> [TEXTE CHOISI]

Au moment où j’étais en voiture pour aller à la malle-poste, j’ai passé à la poste de Passy pour prendre mes lettres, et j’[y] ai trouvé trois lettres : celle des enfants, la tienne arrivée le 30 novembre et celle arrivée le 1er décembre. Comment pouvais-je décommander mes places retenues et payées à Paris, et [celle] retenue à Francfort ? Hélas ! j’avais retenu et payé un délicieux appartement, auprès de Beaujon, pour un mois ! Qu’est-ce que tout cela devant ma douleur ? Je viens de pleurer trois heures, comme un enfant. Je comprends tout. Ce serait une cruauté gratuite que de te parler de moi. Je me tairai. Mon premier mouvement était pour partir ; mais l’épouvantable obligation qui pèse, sur ma tête m’a cloué sur place. Rothschild ne fera p.is le versement pour moi : les act[ions] sont, tombées trop bas pour cela. Il faut que je gagne seize mille cinq cents francs d’aujourd’hui au 15 janvier, et il faut faire face aux dépenses de la maison qui sont égales à cette somme au moins. Donc, si tout me poussait à Dresde, les affaires et les travaux à entreprendre m’ont glacé dans mon chagrin. Il est dit que ma vie sera un long assassinat !

> [LIGNES FOURNIES]
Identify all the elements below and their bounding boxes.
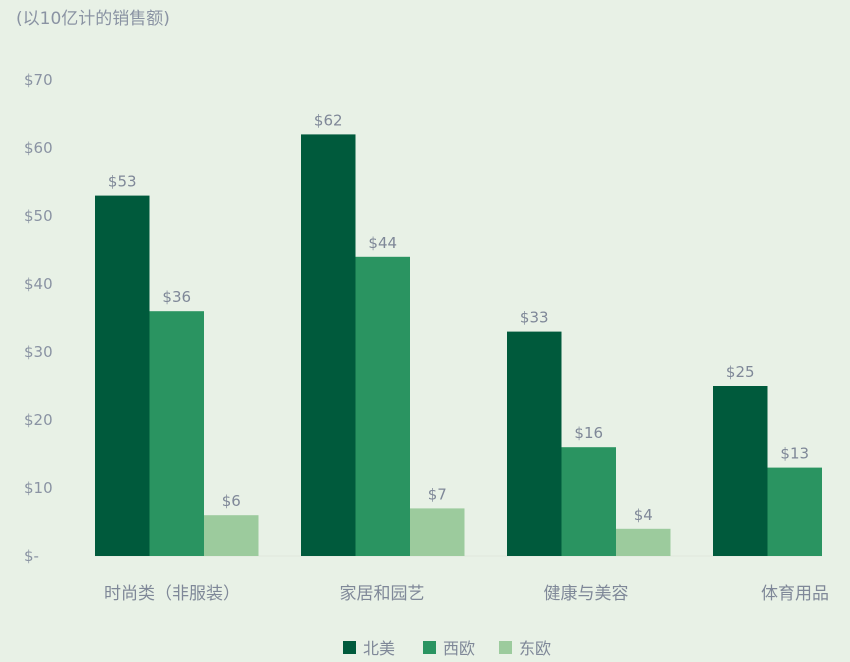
data-label: $36 — [162, 288, 191, 306]
bar — [301, 134, 356, 556]
y-tick-label: $- — [24, 547, 39, 565]
chart-unit-label: (以10亿计的销售额) — [16, 9, 170, 29]
y-axis: $- $10 $20 $30 $40 $50 $60 $70 — [24, 71, 53, 565]
x-axis: 时尚类（非服装） 家居和园艺 健康与美容 体育用品 — [104, 584, 829, 604]
data-label: $44 — [368, 234, 397, 252]
category-label: 体育用品 — [761, 584, 829, 604]
legend-label: 西欧 — [443, 639, 475, 658]
bar — [561, 447, 616, 556]
y-tick-label: $20 — [24, 411, 53, 429]
category-label: 时尚类（非服装） — [104, 584, 240, 604]
legend-swatch — [423, 641, 436, 654]
data-label: $62 — [314, 111, 343, 129]
bar — [767, 467, 822, 556]
bar — [204, 515, 259, 556]
plot-area: $53 $36 $6 $62 $44 $7 $33 $16 $4 $25 $13 — [95, 111, 822, 556]
bar — [410, 508, 465, 556]
data-label: $6 — [222, 492, 241, 510]
data-label: $33 — [520, 309, 549, 327]
category-label: 健康与美容 — [544, 584, 629, 604]
legend-label: 北美 — [363, 639, 395, 658]
data-label: $16 — [574, 424, 603, 442]
y-tick-label: $50 — [24, 207, 53, 225]
data-label: $53 — [108, 173, 137, 191]
bar — [95, 195, 150, 556]
bar — [149, 311, 204, 556]
y-tick-label: $40 — [24, 275, 53, 293]
legend: 北美 西欧 东欧 — [343, 639, 551, 658]
data-label: $7 — [428, 485, 447, 503]
y-tick-label: $60 — [24, 139, 53, 157]
legend-swatch — [343, 641, 356, 654]
bar — [507, 331, 562, 556]
y-tick-label: $70 — [24, 71, 53, 89]
bar — [713, 386, 768, 556]
bar — [355, 256, 410, 556]
category-label: 家居和园艺 — [340, 584, 425, 604]
y-tick-label: $30 — [24, 343, 53, 361]
data-label: $13 — [780, 445, 809, 463]
data-label: $25 — [726, 363, 755, 381]
bar — [616, 528, 671, 556]
data-label: $4 — [634, 506, 653, 524]
legend-swatch — [499, 641, 512, 654]
y-tick-label: $10 — [24, 479, 53, 497]
legend-label: 东欧 — [519, 639, 551, 658]
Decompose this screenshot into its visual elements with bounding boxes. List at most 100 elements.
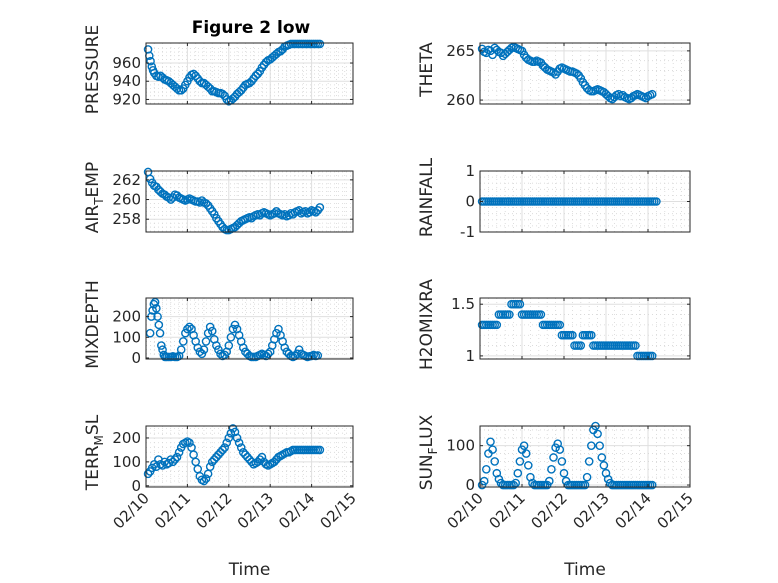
data-point [315,39,325,49]
plot-area [146,43,353,104]
data-point [218,89,227,99]
data-point [593,429,602,439]
y-tick-label: 1.5 [451,295,475,313]
data-point [524,461,533,470]
data-point [238,343,248,352]
data-point [205,322,215,332]
data-point [243,452,252,462]
data-point [582,472,592,482]
y-axis-label: H2OMIXRA [417,279,437,370]
data-point [149,459,159,469]
series-markers [477,42,657,104]
data-point [568,330,577,340]
x-tick-label: 02/11 [486,489,529,532]
data-point [572,69,581,78]
data-point [168,457,178,467]
y-axis-label-subscript: T [92,197,106,206]
data-point [241,450,250,460]
data-point [176,345,186,354]
data-point [195,198,205,207]
data-point [201,337,211,346]
subplot-rainfall: -1 0 1 RAINFALL [417,157,691,241]
data-point [226,332,236,342]
data-point [597,453,607,462]
data-point [652,197,661,206]
data-point [146,56,155,66]
data-point [576,341,586,350]
y-axis-label-main: THETA [417,42,437,98]
data-point [197,349,207,359]
data-point [545,476,554,486]
data-point [557,457,567,466]
data-point [201,199,211,208]
data-point [294,345,304,354]
x-tick-label: 02/14 [275,489,318,532]
data-point [599,461,609,470]
y-axis-label: MIXDEPTH [83,280,103,369]
series-markers [143,424,325,486]
x-tick-label: 02/15 [654,489,697,532]
data-point [647,89,657,99]
data-point [170,455,180,464]
y-axis-label-suffix: LUX [417,414,437,447]
data-point [555,320,565,330]
data-point [172,84,182,93]
data-point [515,457,525,466]
subplot-theta: 260 265 THETA [417,42,691,109]
data-point [238,448,248,457]
y-tick-label: 200 [112,429,141,447]
data-point [272,328,281,338]
y-axis-label: SUNFLUX [417,414,440,490]
data-point [181,328,190,338]
x-tick-label: 02/10 [110,489,153,532]
data-point [647,480,657,490]
y-tick-label: 940 [112,72,141,90]
data-point [176,86,186,95]
data-point [311,208,321,217]
data-point [212,341,221,350]
y-axis-label: AIRTEMP [83,162,106,233]
data-point [150,297,160,307]
x-tick-label: 02/13 [234,489,277,532]
data-point [270,209,279,218]
y-axis-label-subscript: M [92,435,106,445]
data-point [519,441,529,450]
data-point [521,449,531,458]
y-axis-label: PRESSURE [83,25,103,114]
data-point [185,438,194,448]
data-point [263,349,273,359]
y-tick-label: 100 [112,328,141,346]
subplot-h2omixra: 1 1.5 H2OMIXRA [417,279,691,370]
data-point [247,457,256,467]
y-tick-label: 260 [112,191,141,209]
data-point [587,441,596,450]
series-markers [143,167,325,235]
data-point [154,320,164,330]
data-point [515,299,525,309]
data-point [230,320,240,330]
data-point [145,328,155,338]
x-tick-label: 02/11 [151,489,194,532]
subplot-mixdepth: 0 100 200 MIXDEPTH [83,280,354,369]
series-markers [477,197,661,206]
data-point [549,68,558,77]
data-point [280,343,289,352]
axes-box [145,297,354,360]
axes-box [479,42,691,105]
data-point [185,322,194,332]
x-tick-label: 02/15 [317,489,360,532]
data-point [153,312,162,321]
figure-title: Figure 2 low [192,18,311,38]
y-axis-label-main: TERR [83,445,103,491]
x-axis-label: Time [228,560,271,580]
y-axis-label-main: H2OMIXRA [417,279,437,370]
data-point [547,464,556,474]
data-point [580,480,590,490]
data-point [155,328,165,338]
data-point [195,347,205,357]
plot-area [480,426,690,487]
y-tick-label: 100 [112,453,141,471]
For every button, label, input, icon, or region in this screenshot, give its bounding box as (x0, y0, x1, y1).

> [À FAIRE] D'après le texte choisi, quelle somme faut-il gagner d'ici au 15 janvier ? Pour répondre, servez-vous seulement du texte choisi.

> [RÉPONSE] Seize mille cinq cents francs.